**EXCERPT TO READ:**

---

The reason that tabloids are so cultural significant is because they may test the limits of the ethically or legally acceptable, but they are often doing so in the service of a popular desire to see behind the facts of public life. They rely on the appeal of seeing elements of our societies that are often shamefully hidden away from view. The tabloids are the newspapers most dutifully dedicated to ideas of exposure, and are willing to take risks in the service of that goal. It may be the case that much of what they expose is perhaps of little social import, but this is more a matter of taste, and the tabloids certainly never claimed to be tasteful. Certainly the fact that the American tabloids first broke important news stories, like the affair of John Edwards, the former United States senator and Democratic vice-presidential nominee, suggests that they are not merely peddling insignificant gossip (Linkof, 2011).

---

**STORED DATA:**
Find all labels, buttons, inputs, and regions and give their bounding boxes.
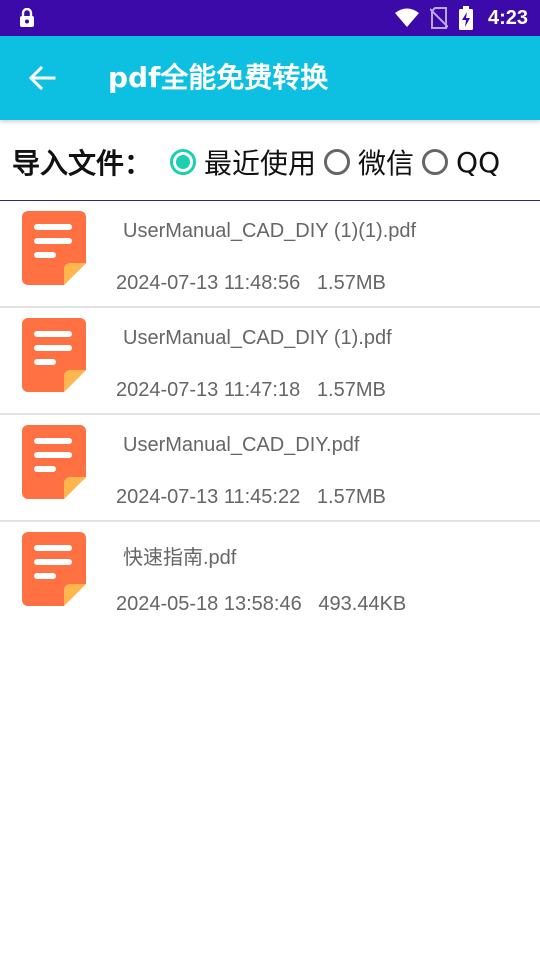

---

**INSTRUCTION 1:**
Decide whether each statement agrees with the passage on tabloids. Answer yes or no for each, quoting the words from the passage that settle it.
(a) Tabloids have claimed to be tasteful.
(b) American tabloids first broke the story of John Edwards's affair.
(c) Tabloids avoid taking risks in pursuit of exposure.
**INSTRUCTION 2:**
According to the passage on tabloids, what positions had John Edwards held?
**INSTRUCTION 3:**
Write the next few sentences of the passage on tabloids, picking up after its last sentence.
The lines above aren't needed here.

**EXERCISE RESULT 1:**
(a) No: "the tabloids certainly never claimed to be tasteful"
(b) Yes: "the American tabloids first broke important news stories, like the affair of John Edwards"
(c) No: "are willing to take risks in the service of that goal"

**EXERCISE RESULT 2:**
He was a former United States senator and the Democratic vice-presidential nominee.

**EXERCISE RESULT 3:**
Now, although the tabloid industry is vast and is continuing to grow, that doesn’t mean that the audience that is purchases these magazines, newspapers or reading online doesn’t know that what that are reading is most likely fake. A survey done by StrategyOne UK Research on behalf of US-based PR and communications company Edelman, as part of its annual Trust Barometer research involving 2,101 adults found that 68% of the public say they distrust tabloid newspapers and the highest level of trust was in television and radio news with 58%. Surprisingly, broadsheets with 47%, online news sources with 39%, mid-market titles like the Daily Mail, 26% and social media with 8% followed radio news. Just 14% of those surveyed said they trusted tabloid newspapers such as The Sun, Daily Mirror and Daily Star, and the difference between the 68% and 14% figures for the tabloids, 18% said they neither trusted nor distrusted them (Turvill, 2012).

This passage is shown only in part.